# [PROVIDED ENTRIES]
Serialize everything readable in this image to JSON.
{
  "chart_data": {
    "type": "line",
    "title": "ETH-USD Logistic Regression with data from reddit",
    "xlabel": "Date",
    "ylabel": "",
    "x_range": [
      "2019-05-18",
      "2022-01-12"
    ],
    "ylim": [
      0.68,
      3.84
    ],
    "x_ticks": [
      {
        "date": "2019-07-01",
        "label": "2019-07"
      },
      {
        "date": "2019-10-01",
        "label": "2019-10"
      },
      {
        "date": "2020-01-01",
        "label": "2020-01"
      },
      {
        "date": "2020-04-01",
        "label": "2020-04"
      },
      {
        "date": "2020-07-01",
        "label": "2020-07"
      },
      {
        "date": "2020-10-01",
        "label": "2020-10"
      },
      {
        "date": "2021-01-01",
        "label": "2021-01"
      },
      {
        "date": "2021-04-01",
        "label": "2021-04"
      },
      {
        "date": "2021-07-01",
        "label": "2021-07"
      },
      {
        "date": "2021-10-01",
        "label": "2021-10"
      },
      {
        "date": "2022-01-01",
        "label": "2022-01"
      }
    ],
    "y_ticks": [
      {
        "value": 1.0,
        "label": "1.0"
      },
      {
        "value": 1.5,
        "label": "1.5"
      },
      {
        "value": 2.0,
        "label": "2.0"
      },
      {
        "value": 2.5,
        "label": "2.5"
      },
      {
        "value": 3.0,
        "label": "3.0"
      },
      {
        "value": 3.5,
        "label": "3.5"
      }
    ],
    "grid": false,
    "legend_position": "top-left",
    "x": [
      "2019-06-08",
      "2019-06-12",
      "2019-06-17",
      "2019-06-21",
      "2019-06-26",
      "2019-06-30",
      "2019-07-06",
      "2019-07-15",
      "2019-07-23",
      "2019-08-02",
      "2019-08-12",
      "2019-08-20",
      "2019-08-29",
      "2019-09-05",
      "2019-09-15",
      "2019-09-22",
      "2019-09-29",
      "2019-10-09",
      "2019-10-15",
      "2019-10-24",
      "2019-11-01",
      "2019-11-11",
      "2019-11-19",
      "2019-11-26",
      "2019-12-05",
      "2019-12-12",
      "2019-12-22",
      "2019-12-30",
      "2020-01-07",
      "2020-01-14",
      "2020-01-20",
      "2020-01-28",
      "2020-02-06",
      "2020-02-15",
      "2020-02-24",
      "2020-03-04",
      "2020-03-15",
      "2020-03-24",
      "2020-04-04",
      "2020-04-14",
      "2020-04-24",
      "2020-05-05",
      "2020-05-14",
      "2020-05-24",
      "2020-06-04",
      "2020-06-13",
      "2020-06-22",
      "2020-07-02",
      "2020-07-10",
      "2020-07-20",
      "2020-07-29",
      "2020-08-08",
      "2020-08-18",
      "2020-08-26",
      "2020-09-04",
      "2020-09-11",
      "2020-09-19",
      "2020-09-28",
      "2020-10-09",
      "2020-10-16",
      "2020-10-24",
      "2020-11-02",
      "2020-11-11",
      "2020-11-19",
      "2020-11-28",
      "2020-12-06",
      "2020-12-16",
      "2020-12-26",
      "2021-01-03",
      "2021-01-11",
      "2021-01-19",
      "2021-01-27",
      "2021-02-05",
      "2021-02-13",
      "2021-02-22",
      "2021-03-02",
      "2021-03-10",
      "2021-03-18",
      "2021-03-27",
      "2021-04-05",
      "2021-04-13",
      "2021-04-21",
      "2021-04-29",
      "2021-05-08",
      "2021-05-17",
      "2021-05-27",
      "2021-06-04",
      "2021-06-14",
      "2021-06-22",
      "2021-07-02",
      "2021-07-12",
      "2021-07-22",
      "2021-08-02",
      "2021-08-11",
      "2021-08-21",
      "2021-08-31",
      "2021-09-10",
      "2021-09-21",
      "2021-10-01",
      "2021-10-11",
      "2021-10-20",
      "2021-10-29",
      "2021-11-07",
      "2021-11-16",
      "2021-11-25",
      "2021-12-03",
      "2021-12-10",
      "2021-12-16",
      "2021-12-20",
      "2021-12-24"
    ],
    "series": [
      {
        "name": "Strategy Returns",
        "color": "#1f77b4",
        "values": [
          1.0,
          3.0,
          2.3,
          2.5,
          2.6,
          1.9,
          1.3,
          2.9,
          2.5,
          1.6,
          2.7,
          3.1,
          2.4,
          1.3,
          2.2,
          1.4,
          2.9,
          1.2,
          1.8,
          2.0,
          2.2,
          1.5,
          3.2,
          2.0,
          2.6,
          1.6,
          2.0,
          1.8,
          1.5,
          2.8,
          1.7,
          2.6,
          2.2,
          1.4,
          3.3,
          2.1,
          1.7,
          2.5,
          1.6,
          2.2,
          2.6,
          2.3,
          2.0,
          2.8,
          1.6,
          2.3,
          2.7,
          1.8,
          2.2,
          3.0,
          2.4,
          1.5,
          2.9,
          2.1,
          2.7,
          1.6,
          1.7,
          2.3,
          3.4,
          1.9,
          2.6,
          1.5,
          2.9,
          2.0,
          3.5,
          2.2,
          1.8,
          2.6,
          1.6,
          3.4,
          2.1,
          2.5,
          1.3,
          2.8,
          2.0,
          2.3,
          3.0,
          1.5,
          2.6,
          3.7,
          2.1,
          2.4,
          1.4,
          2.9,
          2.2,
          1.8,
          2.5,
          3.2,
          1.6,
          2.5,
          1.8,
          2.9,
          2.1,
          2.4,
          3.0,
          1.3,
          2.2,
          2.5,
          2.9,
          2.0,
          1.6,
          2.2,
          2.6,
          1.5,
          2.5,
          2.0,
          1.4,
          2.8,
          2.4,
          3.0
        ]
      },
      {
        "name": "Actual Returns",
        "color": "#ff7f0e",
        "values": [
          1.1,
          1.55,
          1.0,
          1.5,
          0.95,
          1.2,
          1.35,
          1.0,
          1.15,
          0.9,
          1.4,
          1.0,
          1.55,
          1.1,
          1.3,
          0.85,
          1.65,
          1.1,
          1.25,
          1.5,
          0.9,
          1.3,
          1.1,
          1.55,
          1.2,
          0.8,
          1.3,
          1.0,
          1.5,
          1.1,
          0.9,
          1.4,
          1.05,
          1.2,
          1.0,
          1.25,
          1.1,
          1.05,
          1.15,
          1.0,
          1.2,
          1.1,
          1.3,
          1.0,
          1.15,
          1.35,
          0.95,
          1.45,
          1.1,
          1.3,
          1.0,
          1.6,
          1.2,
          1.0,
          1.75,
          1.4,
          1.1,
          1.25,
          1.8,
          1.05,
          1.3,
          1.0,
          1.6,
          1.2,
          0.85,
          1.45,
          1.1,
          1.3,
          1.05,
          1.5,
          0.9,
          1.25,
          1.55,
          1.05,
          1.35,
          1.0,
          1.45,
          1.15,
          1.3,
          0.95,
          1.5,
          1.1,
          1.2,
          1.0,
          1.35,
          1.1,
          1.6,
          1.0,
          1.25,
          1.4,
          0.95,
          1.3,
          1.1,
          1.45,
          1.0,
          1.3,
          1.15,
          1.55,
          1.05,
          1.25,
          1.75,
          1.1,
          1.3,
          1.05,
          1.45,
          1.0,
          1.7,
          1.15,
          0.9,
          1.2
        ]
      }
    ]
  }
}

# [GIVEN TASK]
Can you restate every record above word for word?

# [TASK OUTPUT]
Serialize everything readable in this image to JSON.
{
  "chart_data": {
    "type": "line",
    "title": "ETH-USD Logistic Regression with data from reddit",
    "xlabel": "Date",
    "ylabel": "",
    "x_range": [
      "2019-05-18",
      "2022-01-12"
    ],
    "ylim": [
      0.68,
      3.84
    ],
    "x_ticks": [
      {
        "date": "2019-07-01",
        "label": "2019-07"
      },
      {
        "date": "2019-10-01",
        "label": "2019-10"
      },
      {
        "date": "2020-01-01",
        "label": "2020-01"
      },
      {
        "date": "2020-04-01",
        "label": "2020-04"
      },
      {
        "date": "2020-07-01",
        "label": "2020-07"
      },
      {
        "date": "2020-10-01",
        "label": "2020-10"
      },
      {
        "date": "2021-01-01",
        "label": "2021-01"
      },
      {
        "date": "2021-04-01",
        "label": "2021-04"
      },
      {
        "date": "2021-07-01",
        "label": "2021-07"
      },
      {
        "date": "2021-10-01",
        "label": "2021-10"
      },
      {
        "date": "2022-01-01",
        "label": "2022-01"
      }
    ],
    "y_ticks": [
      {
        "value": 1.0,
        "label": "1.0"
      },
      {
        "value": 1.5,
        "label": "1.5"
      },
      {
        "value": 2.0,
        "label": "2.0"
      },
      {
        "value": 2.5,
        "label": "2.5"
      },
      {
        "value": 3.0,
        "label": "3.0"
      },
      {
        "value": 3.5,
        "label": "3.5"
      }
    ],
    "grid": false,
    "legend_position": "top-left",
    "x": [
      "2019-06-08",
      "2019-06-12",
      "2019-06-17",
      "2019-06-21",
      "2019-06-26",
      "2019-06-30",
      "2019-07-06",
      "2019-07-15",
      "2019-07-23",
      "2019-08-02",
      "2019-08-12",
      "2019-08-20",
      "2019-08-29",
      "2019-09-05",
      "2019-09-15",
      "2019-09-22",
      "2019-09-29",
      "2019-10-09",
      "2019-10-15",
      "2019-10-24",
      "2019-11-01",
      "2019-11-11",
      "2019-11-19",
      "2019-11-26",
      "2019-12-05",
      "2019-12-12",
      "2019-12-22",
      "2019-12-30",
      "2020-01-07",
      "2020-01-14",
      "2020-01-20",
      "2020-01-28",
      "2020-02-06",
      "2020-02-15",
      "2020-02-24",
      "2020-03-04",
      "2020-03-15",
      "2020-03-24",
      "2020-04-04",
      "2020-04-14",
      "2020-04-24",
      "2020-05-05",
      "2020-05-14",
      "2020-05-24",
      "2020-06-04",
      "2020-06-13",
      "2020-06-22",
      "2020-07-02",
      "2020-07-10",
      "2020-07-20",
      "2020-07-29",
      "2020-08-08",
      "2020-08-18",
      "2020-08-26",
      "2020-09-04",
      "2020-09-11",
      "2020-09-19",
      "2020-09-28",
      "2020-10-09",
      "2020-10-16",
      "2020-10-24",
      "2020-11-02",
      "2020-11-11",
      "2020-11-19",
      "2020-11-28",
      "2020-12-06",
      "2020-12-16",
      "2020-12-26",
      "2021-01-03",
      "2021-01-11",
      "2021-01-19",
      "2021-01-27",
      "2021-02-05",
      "2021-02-13",
      "2021-02-22",
      "2021-03-02",
      "2021-03-10",
      "2021-03-18",
      "2021-03-27",
      "2021-04-05",
      "2021-04-13",
      "2021-04-21",
      "2021-04-29",
      "2021-05-08",
      "2021-05-17",
      "2021-05-27",
      "2021-06-04",
      "2021-06-14",
      "2021-06-22",
      "2021-07-02",
      "2021-07-12",
      "2021-07-22",
      "2021-08-02",
      "2021-08-11",
      "2021-08-21",
      "2021-08-31",
      "2021-09-10",
      "2021-09-21",
      "2021-10-01",
      "2021-10-11",
      "2021-10-20",
      "2021-10-29",
      "2021-11-07",
      "2021-11-16",
      "2021-11-25",
      "2021-12-03",
      "2021-12-10",
      "2021-12-16",
      "2021-12-20",
      "2021-12-24"
    ],
    "series": [
      {
        "name": "Strategy Returns",
        "color": "#1f77b4",
        "values": [
          1.0,
          3.0,
          2.3,
          2.5,
          2.6,
          1.9,
          1.3,
          2.9,
          2.5,
          1.6,
          2.7,
          3.1,
          2.4,
          1.3,
          2.2,
          1.4,
          2.9,
          1.2,
          1.8,
          2.0,
          2.2,
          1.5,
          3.2,
          2.0,
          2.6,
          1.6,
          2.0,
          1.8,
          1.5,
          2.8,
          1.7,
          2.6,
          2.2,
          1.4,
          3.3,
          2.1,
          1.7,
          2.5,
          1.6,
          2.2,
          2.6,
          2.3,
          2.0,
          2.8,
          1.6,
          2.3,
          2.7,
          1.8,
          2.2,
          3.0,
          2.4,
          1.5,
          2.9,
          2.1,
          2.7,
          1.6,
          1.7,
          2.3,
          3.4,
          1.9,
          2.6,
          1.5,
          2.9,
          2.0,
          3.5,
          2.2,
          1.8,
          2.6,
          1.6,
          3.4,
          2.1,
          2.5,
          1.3,
          2.8,
          2.0,
          2.3,
          3.0,
          1.5,
          2.6,
          3.7,
          2.1,
          2.4,
          1.4,
          2.9,
          2.2,
          1.8,
          2.5,
          3.2,
          1.6,
          2.5,
          1.8,
          2.9,
          2.1,
          2.4,
          3.0,
          1.3,
          2.2,
          2.5,
          2.9,
          2.0,
          1.6,
          2.2,
          2.6,
          1.5,
          2.5,
          2.0,
          1.4,
          2.8,
          2.4,
          3.0
        ]
      },
      {
        "name": "Actual Returns",
        "color": "#ff7f0e",
        "values": [
          1.1,
          1.55,
          1.0,
          1.5,
          0.95,
          1.2,
          1.35,
          1.0,
          1.15,
          0.9,
          1.4,
          1.0,
          1.55,
          1.1,
          1.3,
          0.85,
          1.65,
          1.1,
          1.25,
          1.5,
          0.9,
          1.3,
          1.1,
          1.55,
          1.2,
          0.8,
          1.3,
          1.0,
          1.5,
          1.1,
          0.9,
          1.4,
          1.05,
          1.2,
          1.0,
          1.25,
          1.1,
          1.05,
          1.15,
          1.0,
          1.2,
          1.1,
          1.3,
          1.0,
          1.15,
          1.35,
          0.95,
          1.45,
          1.1,
          1.3,
          1.0,
          1.6,
          1.2,
          1.0,
          1.75,
          1.4,
          1.1,
          1.25,
          1.8,
          1.05,
          1.3,
          1.0,
          1.6,
          1.2,
          0.85,
          1.45,
          1.1,
          1.3,
          1.05,
          1.5,
          0.9,
          1.25,
          1.55,
          1.05,
          1.35,
          1.0,
          1.45,
          1.15,
          1.3,
          0.95,
          1.5,
          1.1,
          1.2,
          1.0,
          1.35,
          1.1,
          1.6,
          1.0,
          1.25,
          1.4,
          0.95,
          1.3,
          1.1,
          1.45,
          1.0,
          1.3,
          1.15,
          1.55,
          1.05,
          1.25,
          1.75,
          1.1,
          1.3,
          1.05,
          1.45,
          1.0,
          1.7,
          1.15,
          0.9,
          1.2
        ]
      }
    ]
  }
}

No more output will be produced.